[Records from a data source]
━━━━━━━━
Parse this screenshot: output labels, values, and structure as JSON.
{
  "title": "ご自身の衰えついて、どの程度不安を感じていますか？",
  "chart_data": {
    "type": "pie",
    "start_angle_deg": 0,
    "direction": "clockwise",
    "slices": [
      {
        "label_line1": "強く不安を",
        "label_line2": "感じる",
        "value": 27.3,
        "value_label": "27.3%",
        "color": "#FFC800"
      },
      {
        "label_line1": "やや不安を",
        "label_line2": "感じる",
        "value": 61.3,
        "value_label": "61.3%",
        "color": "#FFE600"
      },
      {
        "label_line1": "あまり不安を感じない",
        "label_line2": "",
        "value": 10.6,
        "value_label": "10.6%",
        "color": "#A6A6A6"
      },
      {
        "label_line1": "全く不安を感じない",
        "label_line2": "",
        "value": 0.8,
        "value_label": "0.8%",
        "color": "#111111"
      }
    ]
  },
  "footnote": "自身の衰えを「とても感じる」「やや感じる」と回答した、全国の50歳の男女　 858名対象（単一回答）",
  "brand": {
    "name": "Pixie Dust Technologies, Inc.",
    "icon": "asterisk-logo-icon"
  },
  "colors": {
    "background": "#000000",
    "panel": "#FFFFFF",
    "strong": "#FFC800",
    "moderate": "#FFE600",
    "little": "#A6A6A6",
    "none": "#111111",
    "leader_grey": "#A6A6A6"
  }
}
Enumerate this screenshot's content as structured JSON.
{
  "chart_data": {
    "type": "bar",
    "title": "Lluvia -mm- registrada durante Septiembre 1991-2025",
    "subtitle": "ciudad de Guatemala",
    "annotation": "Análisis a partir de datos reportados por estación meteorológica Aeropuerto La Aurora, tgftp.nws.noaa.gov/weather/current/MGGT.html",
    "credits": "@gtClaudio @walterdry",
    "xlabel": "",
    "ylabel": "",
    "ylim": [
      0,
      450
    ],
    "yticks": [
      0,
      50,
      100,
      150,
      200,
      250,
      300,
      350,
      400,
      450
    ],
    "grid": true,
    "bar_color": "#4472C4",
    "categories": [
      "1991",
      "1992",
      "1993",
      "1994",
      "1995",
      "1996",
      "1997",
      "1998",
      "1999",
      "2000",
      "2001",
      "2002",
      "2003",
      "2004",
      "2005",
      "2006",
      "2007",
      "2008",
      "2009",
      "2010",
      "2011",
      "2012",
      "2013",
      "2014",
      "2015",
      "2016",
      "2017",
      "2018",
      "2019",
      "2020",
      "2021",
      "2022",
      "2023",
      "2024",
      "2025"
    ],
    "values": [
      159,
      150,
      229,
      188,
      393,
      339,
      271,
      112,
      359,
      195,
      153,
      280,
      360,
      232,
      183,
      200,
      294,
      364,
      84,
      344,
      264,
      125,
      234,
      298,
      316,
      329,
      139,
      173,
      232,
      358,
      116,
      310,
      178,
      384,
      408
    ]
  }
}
━━━━━━━━
[Stated exercise]:
Find the lines containing "screenshot" and list every one of them.

[Solution below]:
Parse this screenshot: output labels, values, and structure as JSON.
Enumerate this screenshot's content as structured JSON.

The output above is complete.